### Excerpt to read
——

Ronnie Wood even painted the cover. Well, he can colour me duly impressed. Excellent!

I don't mind admitting this one caught me completely by surprise. Sure, I know Ronnie Wood, who doesn't? He's in the Rolling Stones, he messes about and has a laugh with Rod Stewart who he was in The Faces with, he paints and he makes solo records. However, I'd not sampled any of his solo records, because, frankly, I didn't think Ronnie was much cop in the vocal department and I doubted I'd enjoy a full album of his. Well, I was wrong - yep, there, I've said it, because I ended up liking 'I Feel Like Playing' a lot.

I was initially drawn to this because it came up as a potential album for Fireworks to cover - apart from Ronnie himself having more than enough rock heritage to justify it, his guest list on the record pretty much demanded my attention... appearances and contributions from stars such as Billy Gibbons, Flea, Slash, Kris Kristofferson, Bernard Fowler, Eddie Vedder, Bob Rock, former Faces band mate Ian McLagan... not bad eh? So I approached the album thinking it may be one of those all star projects under the artist in question's name, like Slash's last album. That is not the case, what we have here is very much a Ronnie Wood album, where the guests complement, rather than detract, from the whole affair.

——

### To do
Write down everything from "Ronnie Wood even" down to "Playing' a lot." in the review of the Ronnie Wood album, keeping every word unchanged. The lines that come next are separate material and have no connection to the review.

### Provided data
——

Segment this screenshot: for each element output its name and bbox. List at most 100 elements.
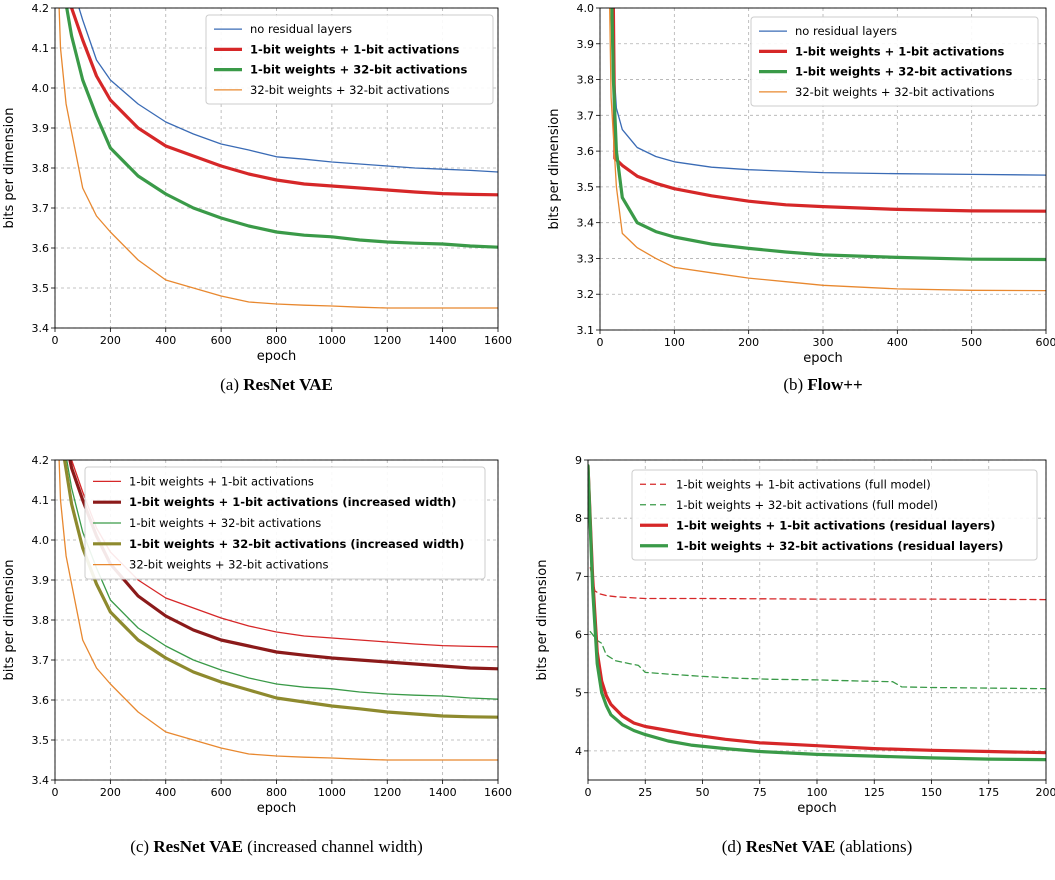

——

### Exercise solution
Ronnie Wood even painted the cover. Well, he can colour me duly impressed. Excellent!

I don't mind admitting this one caught me completely by surprise. Sure, I know Ronnie Wood, who doesn't? He's in the Rolling Stones, he messes about and has a laugh with Rod Stewart who he was in The Faces with, he paints and he makes solo records. However, I'd not sampled any of his solo records, because, frankly, I didn't think Ronnie was much cop in the vocal department and I doubted I'd enjoy a full album of his. Well, I was wrong - yep, there, I've said it, because I ended up liking 'I Feel Like Playing' a lot.